Return an exact copy of the lines from the one holding "What does this" to the end of the data, including both the starting and final lines. Leave the pictures out.

===== EXERCISE MATERIALS

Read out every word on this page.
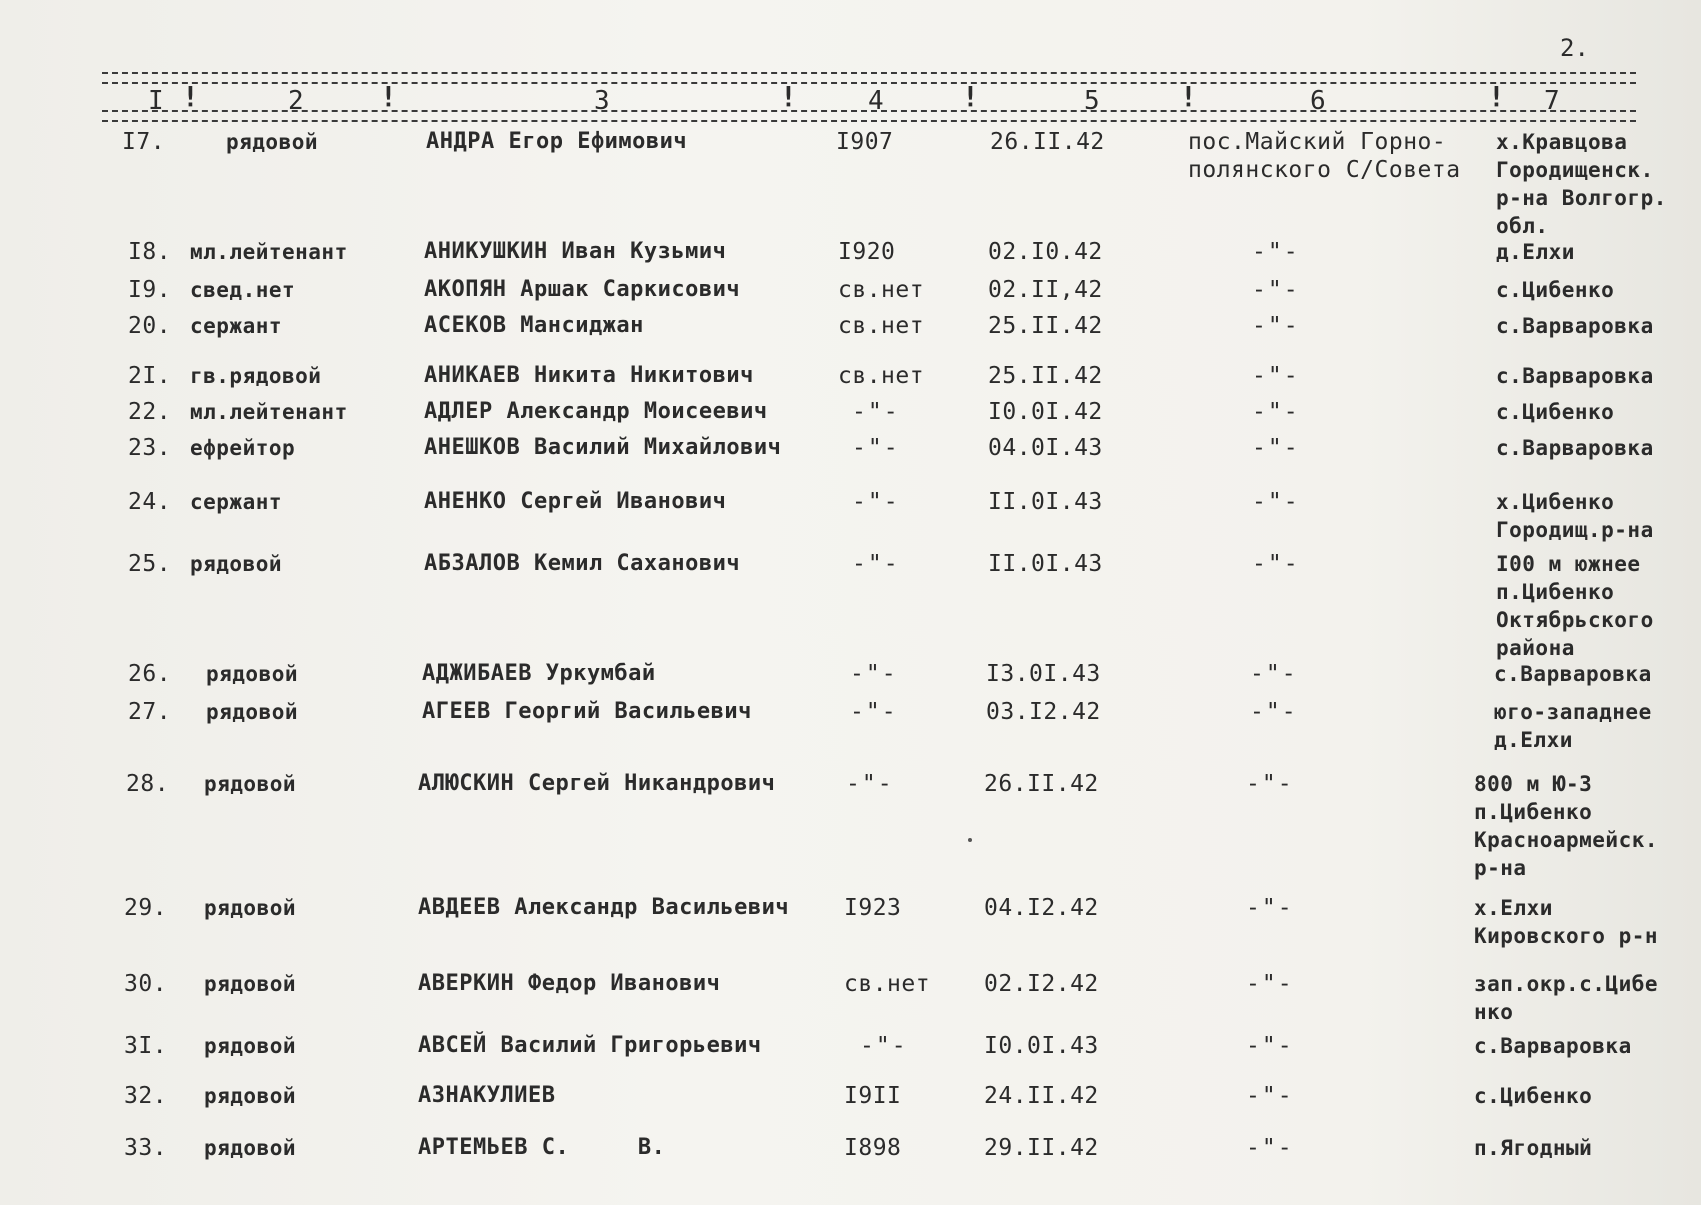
2.
I !	2	!	3	!	4	!	5	!	6	! 7
I7.	рядовой	АНДРА Егор Ефимович	I907	26.II.42	пос.Майский Горно-
полянского С/Совета
х.Кравцова
Городищенск.
р-на Волгогр.
обл.
I8. мл.лейтенант	АНИКУШКИН Иван Кузьмич	I920	02.I0.42	-"-	д.Елхи
I9. свед.нет	АКОПЯН Аршак Саркисович	св.нет	02.II,42	-"-	с.Цибенко
20. сержант	АСЕКОВ Мансиджан	св.нет	25.II.42	-"-	с.Варваровка
2I. гв.рядовой	АНИКАЕВ Никита Никитович	св.нет	25.II.42	-"-	с.Варваровка
22. мл.лейтенант	АДЛЕР Александр Моисеевич	-"-	I0.0I.42	-"-	с.Цибенко
23. ефрейтор	АНЕШКОВ Василий Михайлович	-"-	04.0I.43	-"-	с.Варваровка
24. сержант	АНЕНКО Сергей Иванович	-"-	II.0I.43	-"-	х.Цибенко
Городищ.р-на
25. рядовой	АБЗАЛОВ Кемил Саханович	-"-	II.0I.43	-"-	I00 м южнее
п.Цибенко
Октябрьского
района
26. рядовой	АДЖИБАЕВ Уркумбай	-"-	I3.0I.43	-"-	с.Варваровка
27. рядовой	АГЕЕВ Георгий Васильевич	-"-	03.I2.42	-"-	юго-западнее
д.Елхи
28. рядовой	АЛЮСКИН Сергей Никандрович	-"-	26.II.42	-"-	800 м Ю-З
п.Цибенко
Красноармейск.
р-на
29. рядовой	АВДЕЕВ Александр Васильевич I923	04.I2.42	-"-	х.Елхи
Кировского р-н
30. рядовой	АВЕРКИН Федор Иванович	св.нет 02.I2.42	-"-	зап.окр.с.Цибе
нко
3I. рядовой	АВСЕЙ Василий Григорьевич	-"-	I0.0I.43	-"-	с.Варваровка
32. рядовой	АЗНАКУЛИЕВ	I9II	24.II.42	-"-	с.Цибенко
33. рядовой	АРТЕМЬЕВ С.     В.	I898	29.II.42	-"-	п.Ягодный
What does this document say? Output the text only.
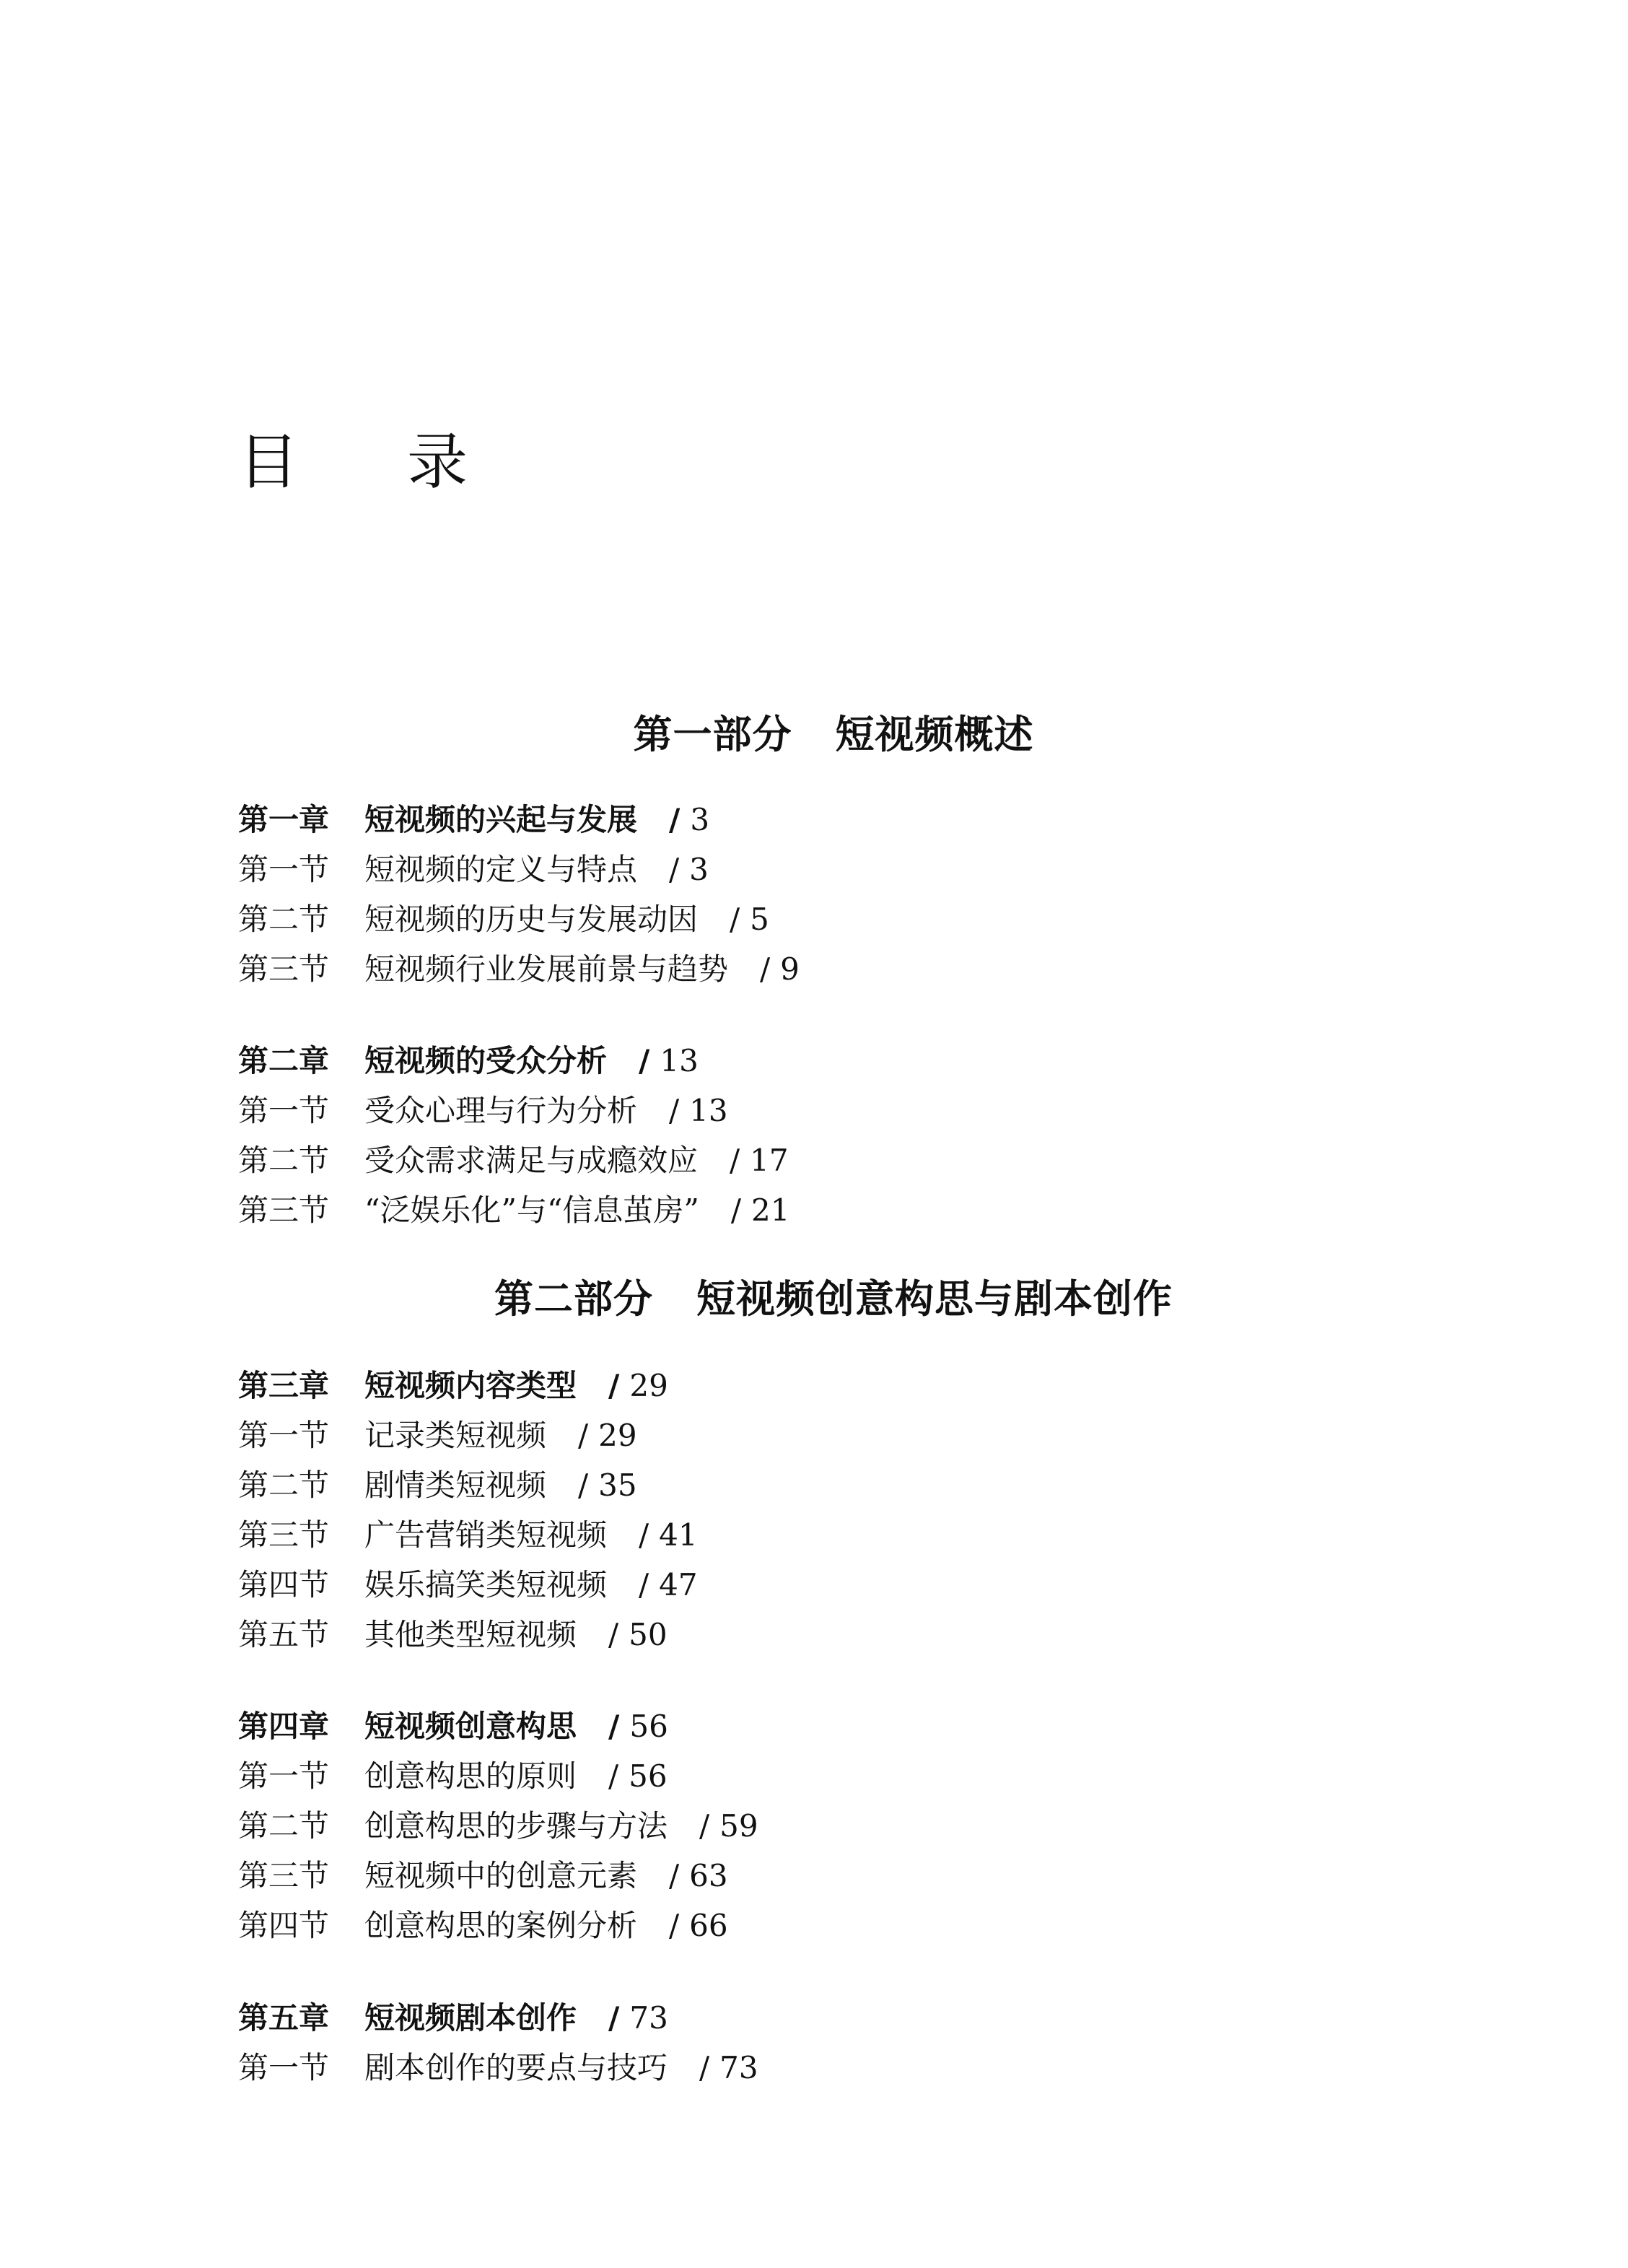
目 录
第一部分 短视频概述
第一章 短视频的兴起与发展 / 3
第一节 短视频的定义与特点 / 3
第二节 短视频的历史与发展动因 / 5
第三节 短视频行业发展前景与趋势 / 9
第二章 短视频的受众分析 / 13
第一节 受众心理与行为分析 / 13
第二节 受众需求满足与成瘾效应 / 17
第三节 “泛娱乐化”与“信息茧房” / 21
第二部分 短视频创意构思与剧本创作
第三章 短视频内容类型 / 29
第一节 记录类短视频 / 29
第二节 剧情类短视频 / 35
第三节 广告营销类短视频 / 41
第四节 娱乐搞笑类短视频 / 47
第五节 其他类型短视频 / 50
第四章 短视频创意构思 / 56
第一节 创意构思的原则 / 56
第二节 创意构思的步骤与方法 / 59
第三节 短视频中的创意元素 / 63
第四节 创意构思的案例分析 / 66
第五章 短视频剧本创作 / 73
第一节 剧本创作的要点与技巧 / 73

==========

- ANSWER TO THE EXERCISE -
What does this document say? Output the text only.
目 录
第一部分 短视频概述
第一章 短视频的兴起与发展 / 3
第一节 短视频的定义与特点 / 3
第二节 短视频的历史与发展动因 / 5
第三节 短视频行业发展前景与趋势 / 9
第二章 短视频的受众分析 / 13
第一节 受众心理与行为分析 / 13
第二节 受众需求满足与成瘾效应 / 17
第三节 “泛娱乐化”与“信息茧房” / 21
第二部分 短视频创意构思与剧本创作
第三章 短视频内容类型 / 29
第一节 记录类短视频 / 29
第二节 剧情类短视频 / 35
第三节 广告营销类短视频 / 41
第四节 娱乐搞笑类短视频 / 47
第五节 其他类型短视频 / 50
第四章 短视频创意构思 / 56
第一节 创意构思的原则 / 56
第二节 创意构思的步骤与方法 / 59
第三节 短视频中的创意元素 / 63
第四节 创意构思的案例分析 / 66
第五章 短视频剧本创作 / 73
第一节 剧本创作的要点与技巧 / 73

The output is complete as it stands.